Job:
Format every line of the data below as a JSON list of strings, with one string per line and no blank lines. Omit the pictures from your answer.

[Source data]
****

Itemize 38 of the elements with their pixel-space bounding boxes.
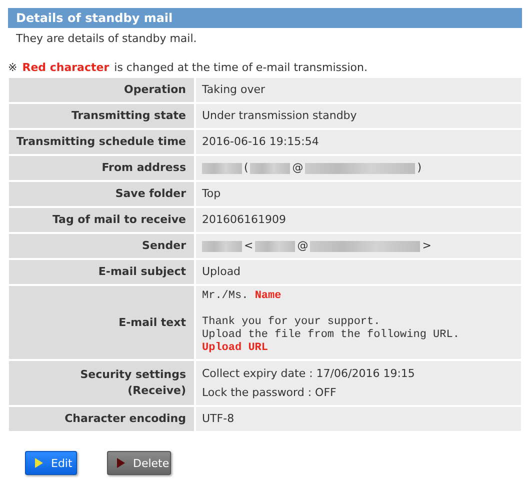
address-symbol: ( — [244, 160, 248, 176]
address-symbol: @ — [297, 238, 308, 254]
note-mark: ※ — [8, 61, 18, 74]
mail-text: Thank you for your support. — [202, 316, 380, 328]
panel-description: They are details of standby mail. — [15, 31, 198, 47]
field-label: Operation — [9, 78, 194, 102]
address-symbol: > — [422, 238, 432, 254]
placeholder-tag: Upload URL — [202, 342, 268, 354]
field-label: Transmitting state — [9, 104, 194, 128]
field-label: Save folder — [9, 182, 194, 206]
field-value: 2016-06-16 19:15:54 — [202, 134, 319, 150]
edit-button[interactable]: Edit — [25, 451, 77, 475]
setting-text: Collect expiry date : 17/06/2016 19:15 — [202, 366, 415, 382]
field-label: Transmitting schedule time — [9, 130, 194, 154]
field-label: Sender — [9, 234, 194, 258]
notice-highlight: Red character — [22, 61, 110, 74]
field-value: Taking over — [202, 82, 266, 98]
field-value: 201606161909 — [202, 212, 286, 228]
field-label: Tag of mail to receive — [9, 208, 194, 232]
field-label: Character encoding — [9, 407, 194, 431]
notice-text: is changed at the time of e-mail transmission. — [114, 61, 368, 74]
field-value: Upload — [202, 264, 241, 280]
field-label: Security settings (Receive) — [9, 361, 194, 405]
panel-title: Details of standby mail — [8, 8, 522, 28]
delete-button[interactable]: Delete — [107, 451, 171, 475]
mail-text: Mr./Ms. — [202, 290, 250, 302]
address-symbol: < — [244, 238, 254, 254]
setting-text: Lock the password : OFF — [202, 385, 338, 401]
field-label: E-mail text — [9, 286, 194, 359]
field-label: From address — [9, 156, 194, 180]
field-label: E-mail subject — [9, 260, 194, 284]
mail-text: Upload the file from the following URL. — [202, 329, 460, 341]
field-value: Top — [202, 186, 221, 202]
placeholder-tag: Name — [254, 290, 282, 302]
address-symbol: @ — [292, 160, 304, 176]
address-symbol: ) — [417, 160, 422, 176]
field-value: Under transmission standby — [202, 108, 357, 124]
field-value: UTF-8 — [202, 411, 234, 427]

****

Output for this task:
[
  "Itemize 38 of the elements with their pixel-space bounding boxes.",
  "address-symbol: ( — [244, 160, 248, 176]",
  "address-symbol: @ — [297, 238, 308, 254]",
  "note-mark: ※ — [8, 61, 18, 74]",
  "mail-text: Thank you for your support. — [202, 316, 380, 328]",
  "panel-description: They are details of standby mail. — [15, 31, 198, 47]",
  "field-label: Operation — [9, 78, 194, 102]",
  "address-symbol: > — [422, 238, 432, 254]",
  "placeholder-tag: Upload URL — [202, 342, 268, 354]",
  "field-label: Transmitting state — [9, 104, 194, 128]",
  "field-label: Save folder — [9, 182, 194, 206]",
  "field-value: 2016-06-16 19:15:54 — [202, 134, 319, 150]",
  "edit-button[interactable]: Edit — [25, 451, 77, 475]",
  "setting-text: Collect expiry date : 17/06/2016 19:15 — [202, 366, 415, 382]",
  "field-label: Transmitting schedule time — [9, 130, 194, 154]",
  "field-label: Sender — [9, 234, 194, 258]",
  "notice-highlight: Red character — [22, 61, 110, 74]",
  "field-value: Taking over — [202, 82, 266, 98]",
  "field-value: 201606161909 — [202, 212, 286, 228]",
  "field-label: Tag of mail to receive — [9, 208, 194, 232]",
  "field-label: Character encoding — [9, 407, 194, 431]",
  "notice-text: is changed at the time of e-mail transmission. — [114, 61, 368, 74]",
  "field-value: Upload — [202, 264, 241, 280]",
  "field-label: Security settings (Receive) — [9, 361, 194, 405]",
  "panel-title: Details of standby mail — [8, 8, 522, 28]",
  "delete-button[interactable]: Delete — [107, 451, 171, 475]",
  "mail-text: Mr./Ms. — [202, 290, 250, 302]",
  "address-symbol: < — [244, 238, 254, 254]",
  "setting-text: Lock the password : OFF — [202, 385, 338, 401]",
  "field-label: E-mail text — [9, 286, 194, 359]",
  "field-label: From address — [9, 156, 194, 180]",
  "field-label: E-mail subject — [9, 260, 194, 284]",
  "mail-text: Upload the file from the following URL. — [202, 329, 460, 341]",
  "field-value: Top — [202, 186, 221, 202]",
  "placeholder-tag: Name — [254, 290, 282, 302]",
  "address-symbol: @ — [292, 160, 304, 176]",
  "address-symbol: ) — [417, 160, 422, 176]",
  "field-value: Under transmission standby — [202, 108, 357, 124]",
  "field-value: UTF-8 — [202, 411, 234, 427]"
]